Stored data
* START *

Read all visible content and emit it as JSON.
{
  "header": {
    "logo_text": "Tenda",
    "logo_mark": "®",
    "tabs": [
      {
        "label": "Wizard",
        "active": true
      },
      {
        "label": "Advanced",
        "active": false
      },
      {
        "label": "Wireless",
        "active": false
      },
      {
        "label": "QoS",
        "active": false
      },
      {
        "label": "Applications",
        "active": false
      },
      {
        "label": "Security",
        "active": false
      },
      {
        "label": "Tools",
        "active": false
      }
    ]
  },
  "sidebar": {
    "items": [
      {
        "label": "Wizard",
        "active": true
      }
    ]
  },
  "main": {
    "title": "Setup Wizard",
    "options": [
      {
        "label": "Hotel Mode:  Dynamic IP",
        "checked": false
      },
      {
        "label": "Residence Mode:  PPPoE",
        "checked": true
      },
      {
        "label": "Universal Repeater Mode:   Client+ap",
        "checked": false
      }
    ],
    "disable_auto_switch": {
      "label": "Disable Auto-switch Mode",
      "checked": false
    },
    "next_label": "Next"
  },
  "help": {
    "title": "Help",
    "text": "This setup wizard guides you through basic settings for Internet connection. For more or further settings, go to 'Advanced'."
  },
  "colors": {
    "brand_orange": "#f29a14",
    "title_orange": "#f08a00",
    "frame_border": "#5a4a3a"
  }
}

* END *

#### WHAT THIS TASK INVOLVES:
Emit the records above again, exactly, with no line skipped.

#### COMPLETE ANSWER:
Read all visible content and emit it as JSON.
{
  "header": {
    "logo_text": "Tenda",
    "logo_mark": "®",
    "tabs": [
      {
        "label": "Wizard",
        "active": true
      },
      {
        "label": "Advanced",
        "active": false
      },
      {
        "label": "Wireless",
        "active": false
      },
      {
        "label": "QoS",
        "active": false
      },
      {
        "label": "Applications",
        "active": false
      },
      {
        "label": "Security",
        "active": false
      },
      {
        "label": "Tools",
        "active": false
      }
    ]
  },
  "sidebar": {
    "items": [
      {
        "label": "Wizard",
        "active": true
      }
    ]
  },
  "main": {
    "title": "Setup Wizard",
    "options": [
      {
        "label": "Hotel Mode:  Dynamic IP",
        "checked": false
      },
      {
        "label": "Residence Mode:  PPPoE",
        "checked": true
      },
      {
        "label": "Universal Repeater Mode:   Client+ap",
        "checked": false
      }
    ],
    "disable_auto_switch": {
      "label": "Disable Auto-switch Mode",
      "checked": false
    },
    "next_label": "Next"
  },
  "help": {
    "title": "Help",
    "text": "This setup wizard guides you through basic settings for Internet connection. For more or further settings, go to 'Advanced'."
  },
  "colors": {
    "brand_orange": "#f29a14",
    "title_orange": "#f08a00",
    "frame_border": "#5a4a3a"
  }
}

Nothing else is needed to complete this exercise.